▶ [What is needed]
Identify the lines that contain the string "document" and copy all of them.

<<<<

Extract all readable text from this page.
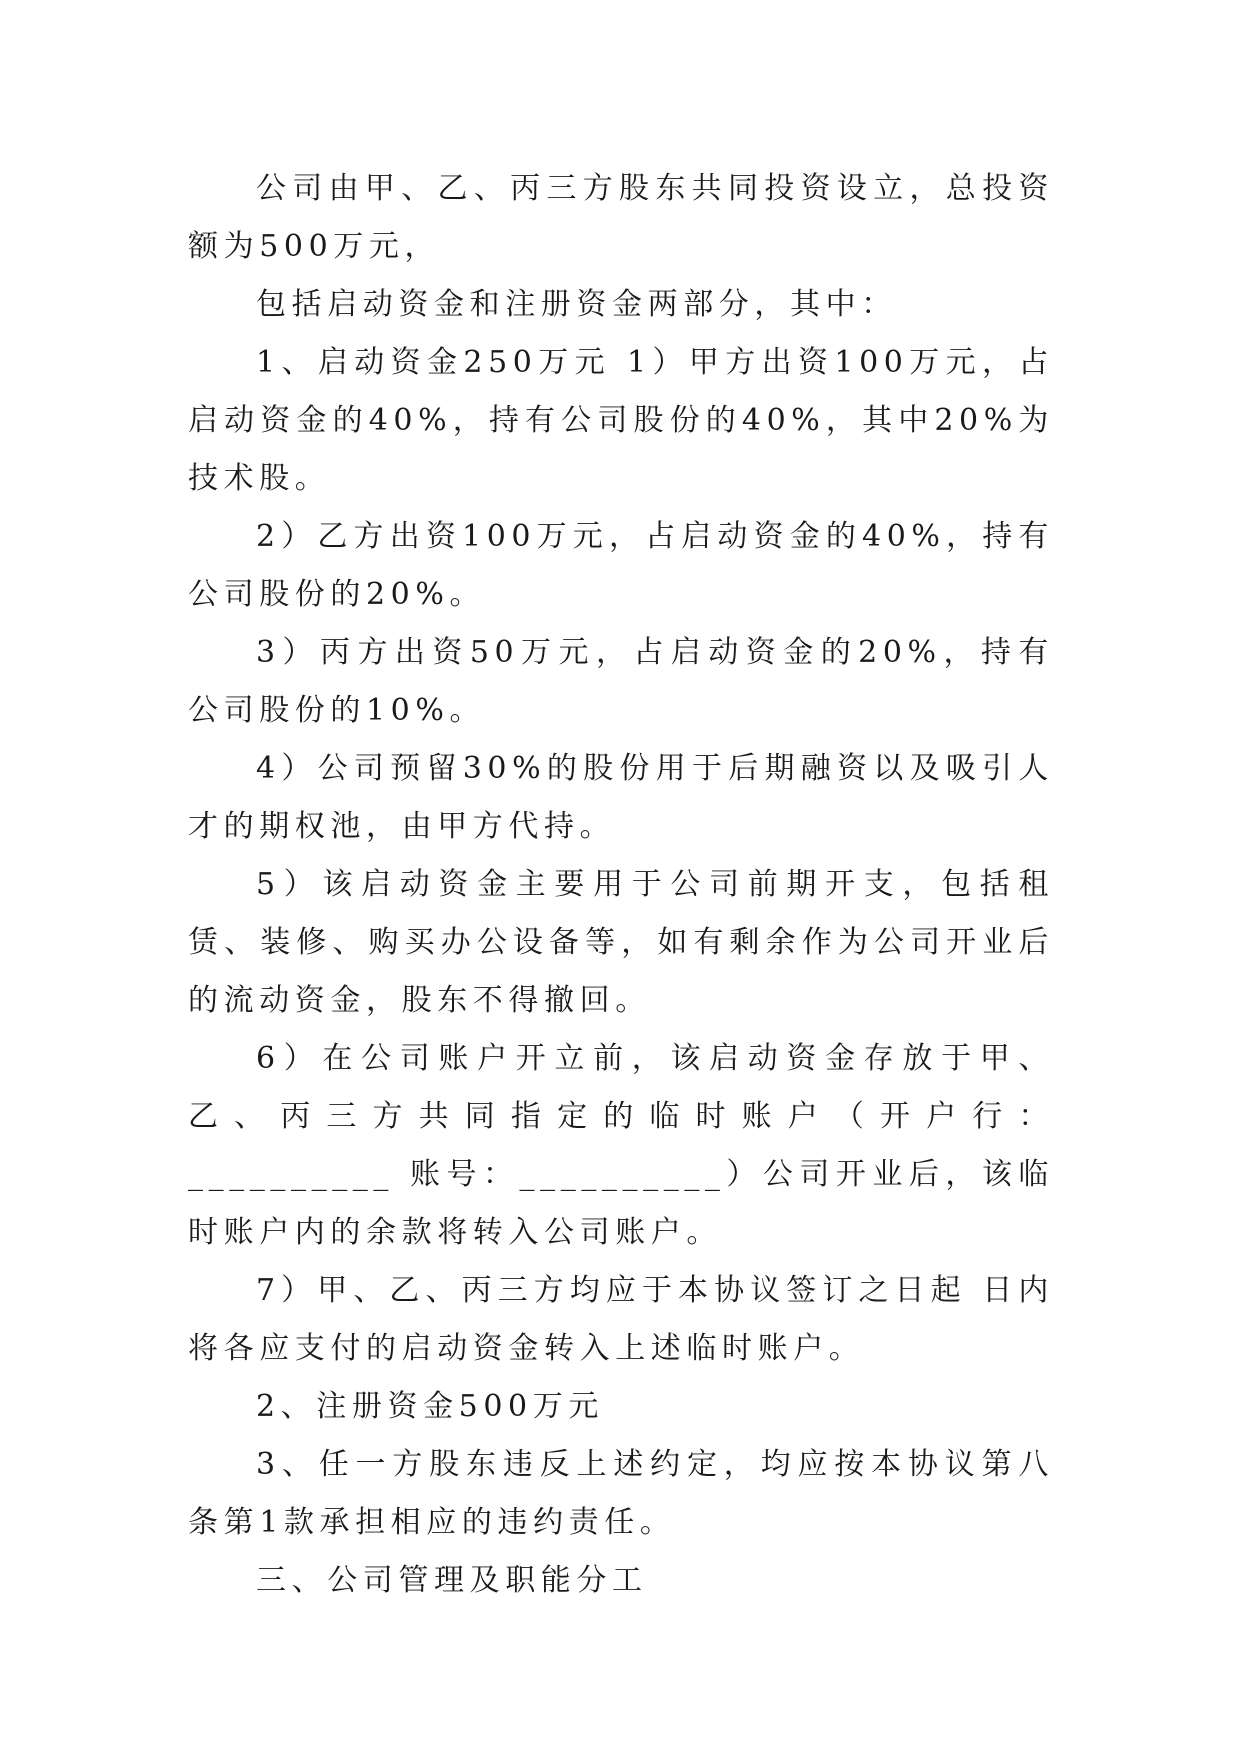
公司由甲、乙、丙三方股东共同投资设立，总投资额为500万元，

包括启动资金和注册资金两部分，其中：

1、启动资金250万元 1）甲方出资100万元，占启动资金的40%，持有公司股份的40%，其中20%为技术股。

2）乙方出资100万元，占启动资金的40%，持有公司股份的20%。

3）丙方出资50万元，占启动资金的20%，持有公司股份的10%。

4）公司预留30%的股份用于后期融资以及吸引人才的期权池，由甲方代持。

5）该启动资金主要用于公司前期开支，包括租赁、装修、购买办公设备等，如有剩余作为公司开业后的流动资金，股东不得撤回。

6）在公司账户开立前，该启动资金存放于甲、乙、丙三方共同指定的临时账户（开户行：__________ 账号：__________）公司开业后，该临时账户内的余款将转入公司账户。

7）甲、乙、丙三方均应于本协议签订之日起 日内将各应支付的启动资金转入上述临时账户。

2、注册资金500万元

3、任一方股东违反上述约定，均应按本协议第八条第1款承担相应的违约责任。

三、公司管理及职能分工
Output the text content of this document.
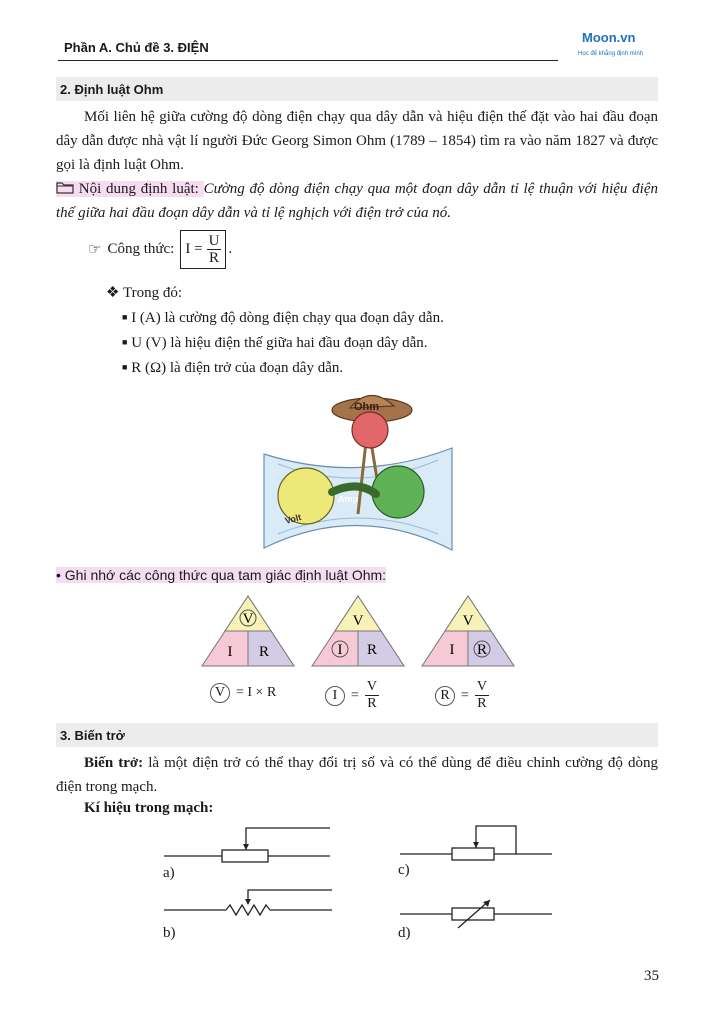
Phần A. Chủ đề 3. ĐIỆN
Moon.vn
Học để khẳng định mình
2. Định luật Ohm
Mối liên hệ giữa cường độ dòng điện chạy qua dây dẫn và hiệu điện thế đặt vào hai đầu đoạn dây dẫn được nhà vật lí người Đức Georg Simon Ohm (1789 – 1854) tìm ra vào năm 1827 và được gọi là định luật Ohm.
Nội dung định luật: Cường độ dòng điện chạy qua một đoạn dây dẫn tỉ lệ thuận với hiệu điện thế giữa hai đầu đoạn dây dẫn và tỉ lệ nghịch với điện trở của nó.
☞ Công thức: $I = \frac{U}{R}$ .
❖ Trong đó:
■ I (A) là cường độ dòng điện chạy qua đoạn dây dẫn.
■ U (V) là hiệu điện thế giữa hai đầu đoạn dây dẫn.
■ R (Ω) là điện trở của đoạn dây dẫn.
Ohm
Volt
Amp
• Ghi nhớ các công thức qua tam giác định luật Ohm:
V
I R
V
I R
V
I R
V = I × R	$I = \frac{V}{R}$	$R = \frac{V}{R}$
3. Biến trở
Biến trở: là một điện trở có thể thay đổi trị số và có thể dùng để điều chỉnh cường độ dòng điện trong mạch.
Kí hiệu trong mạch:
a)
b)
c)
d)
35
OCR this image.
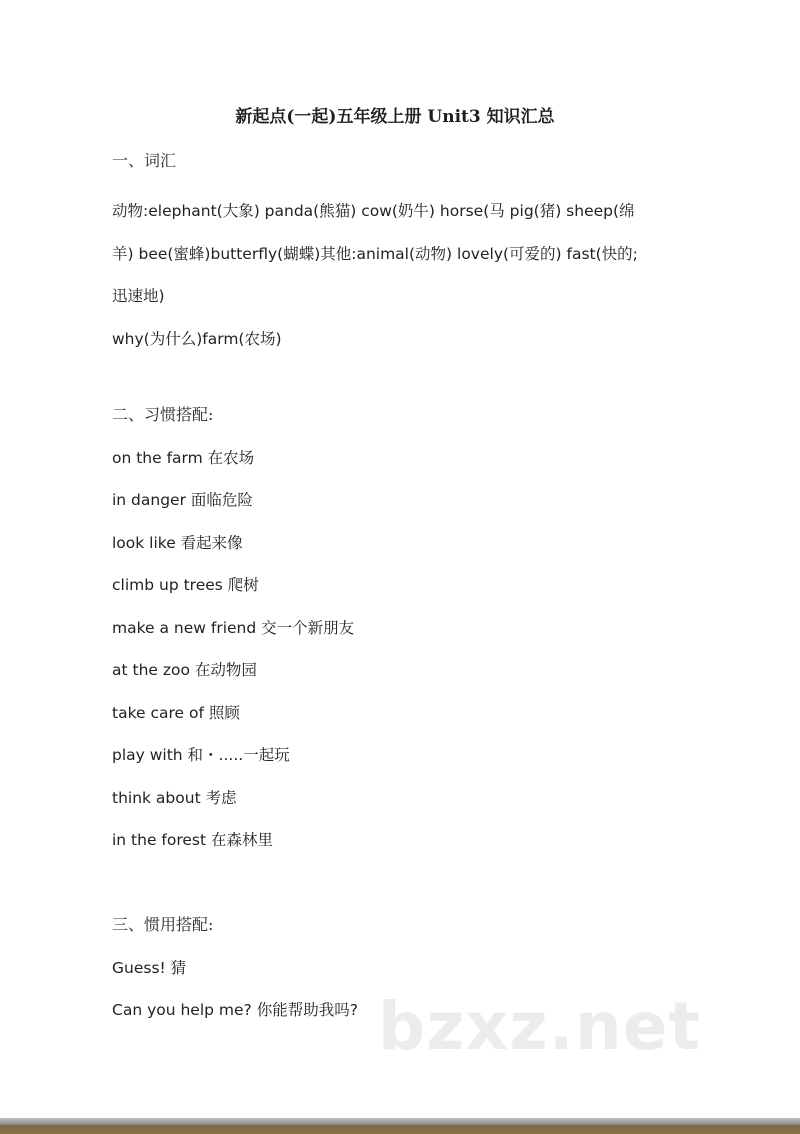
新起点(一起)五年级上册 Unit3 知识汇总
一、词汇

动物:elephant(大象) panda(熊猫) cow(奶牛) horse(马 pig(猪) sheep(绵

羊) bee(蜜蜂)butterfly(蝴蝶)其他:animal(动物) lovely(可爱的) fast(快的;

迅速地)

why(为什么)farm(农场)

二、习惯搭配:
on the farm 在农场
in danger 面临危险
look like 看起来像
climb up trees 爬树
make a new friend 交一个新朋友
at the zoo 在动物园
take care of 照顾
play with 和・.....一起玩
think about 考虑
in the forest 在森林里
三、惯用搭配:
Guess! 猜
Can you help me? 你能帮助我吗? bzxz.net
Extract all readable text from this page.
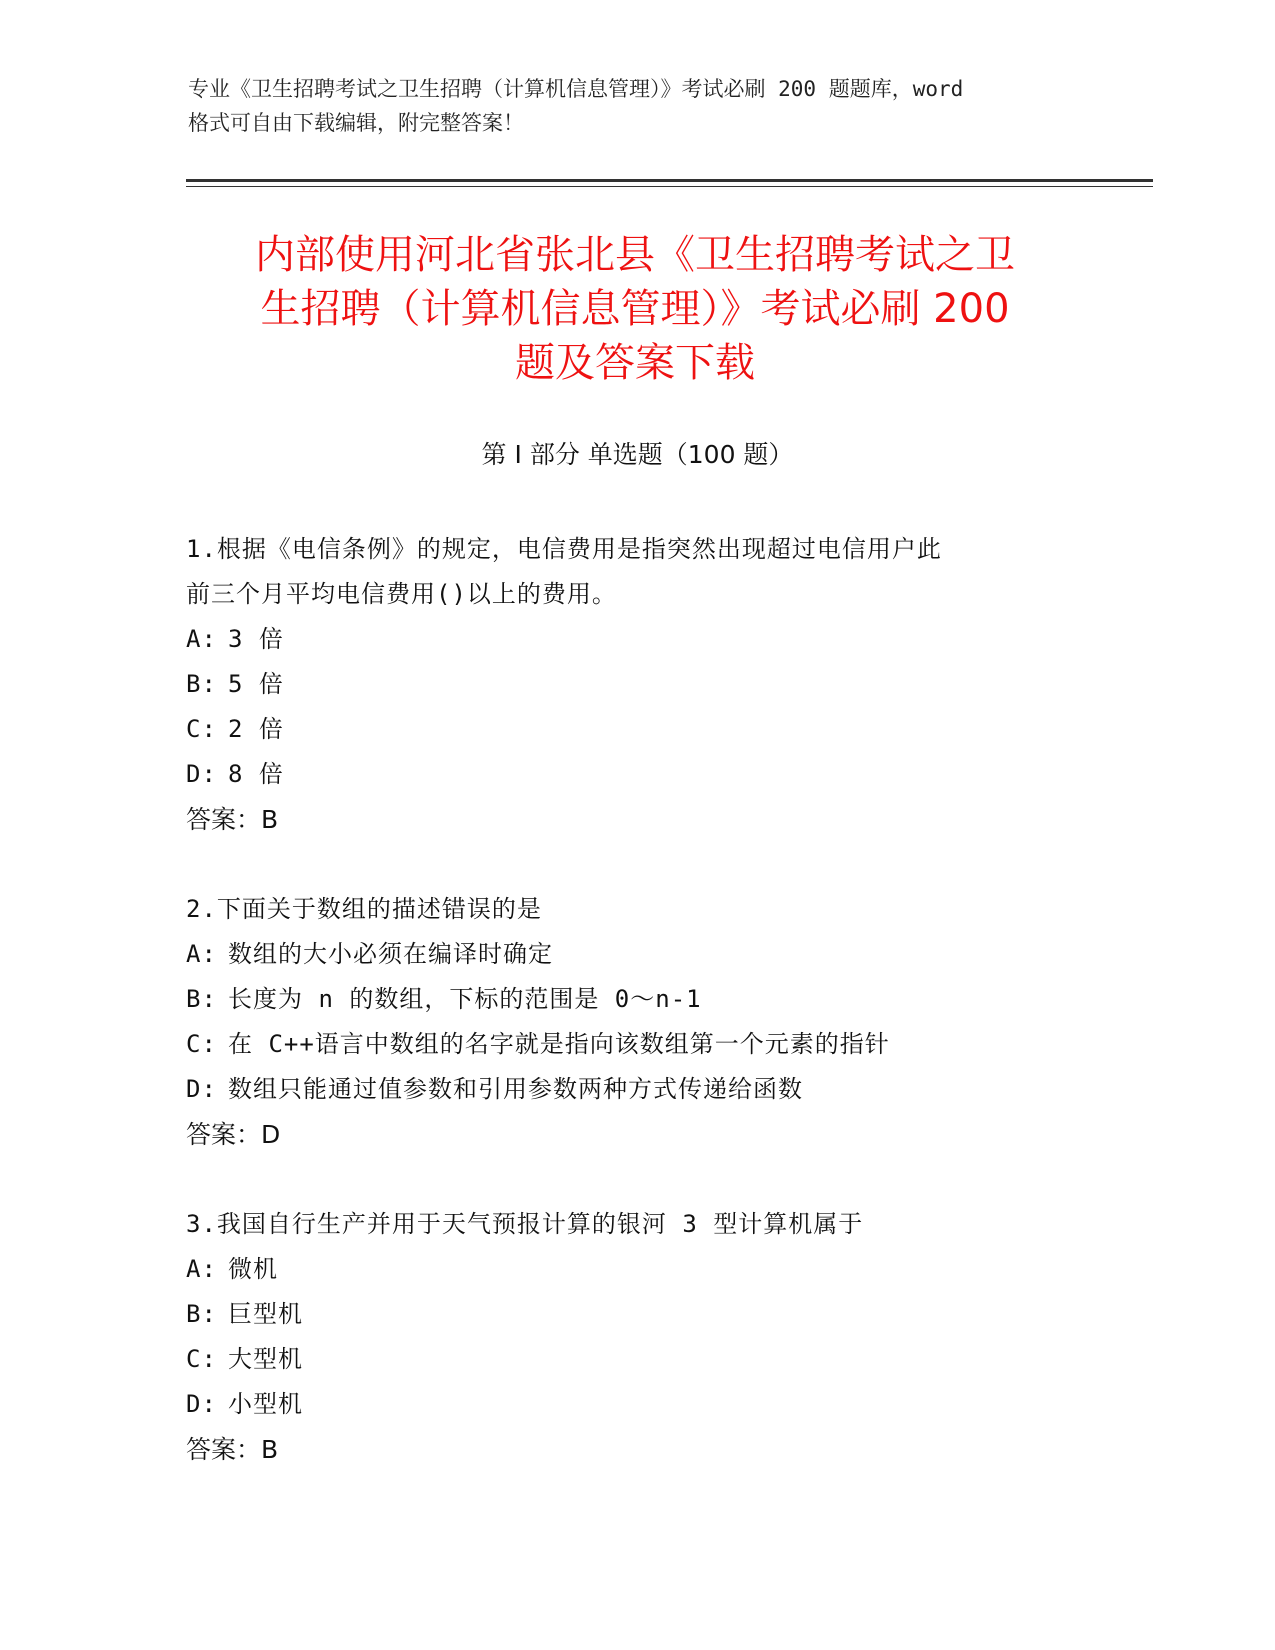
专业《卫生招聘考试之卫生招聘（计算机信息管理）》考试必刷 200 题题库，word
格式可自由下载编辑，附完整答案！
内部使用河北省张北县《卫生招聘考试之卫
生招聘（计算机信息管理）》考试必刷 200
题及答案下载
第 I 部分 单选题（100 题）

1.根据《电信条例》的规定，电信费用是指突然出现超过电信用户此

前三个月平均电信费用()以上的费用。

A: 3 倍

B: 5 倍

C: 2 倍

D: 8 倍

答案：B

2.下面关于数组的描述错误的是

A: 数组的大小必须在编译时确定

B: 长度为 n 的数组，下标的范围是 0～n-1

C: 在 C++语言中数组的名字就是指向该数组第一个元素的指针

D: 数组只能通过值参数和引用参数两种方式传递给函数

答案：D

3.我国自行生产并用于天气预报计算的银河 3 型计算机属于

A: 微机

B: 巨型机

C: 大型机

D: 小型机

答案：B
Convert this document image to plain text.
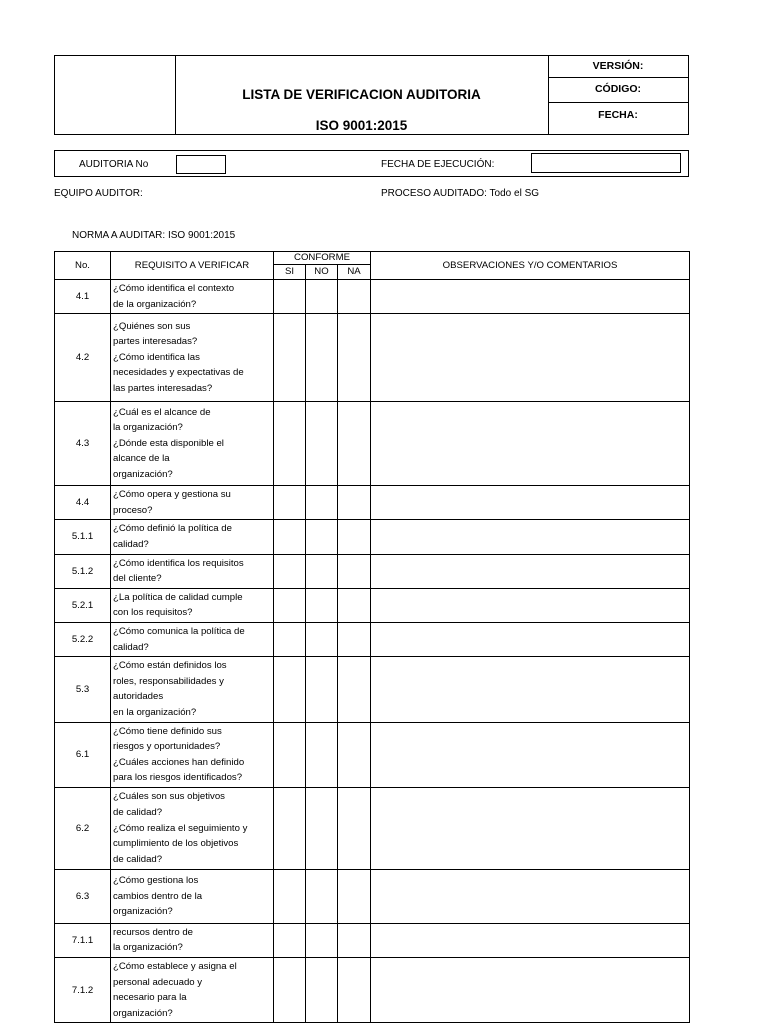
LISTA DE VERIFICACION AUDITORIA
ISO 9001:2015
VERSIÓN:
CÓDIGO:
FECHA:
AUDITORIA No	FECHA DE EJECUCIÓN:
EQUIPO AUDITOR:	PROCESO AUDITADO: Todo el SG
NORMA A AUDITAR: ISO 9001:2015
No.	REQUISITO A VERIFICAR	CONFORME			OBSERVACIONES Y/O COMENTARIOS
		SI	NO	NA	
4.1	¿Cómo identifica el contexto
de la organización?				

4.2	¿Quiénes son sus
partes interesadas?
¿Cómo identifica las
necesidades y expectativas de
las partes interesadas?				

4.3	¿Cuál es el alcance de
la organización?
¿Dónde esta disponible el
alcance de la
organización?				

4.4	¿Cómo opera y gestiona su
proceso?				

5.1.1	¿Cómo definió la política de
calidad?				

5.1.2	¿Cómo identifica los requisitos
del cliente?				

5.2.1	¿La política de calidad cumple
con los requisitos?				

5.2.2	¿Cómo comunica la política de
calidad?				

5.3	¿Cómo están definidos los
roles, responsabilidades y
autoridades
en la organización?				

6.1	¿Cómo tiene definido sus
riesgos y oportunidades?
¿Cuáles acciones han definido
para los riesgos identificados?				

6.2	¿Cuáles son sus objetivos
de calidad?
¿Cómo realiza el seguimiento y
cumplimiento de los objetivos
de calidad?				

6.3	¿Cómo gestiona los
cambios dentro de la
organización?				

7.1.1	recursos dentro de
la organización?				

7.1.2	¿Cómo establece y asigna el
personal adecuado y
necesario para la
organización?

>>>>

▶ [Solved problem]
Output the text content of this document.
Convert this document image to plain text.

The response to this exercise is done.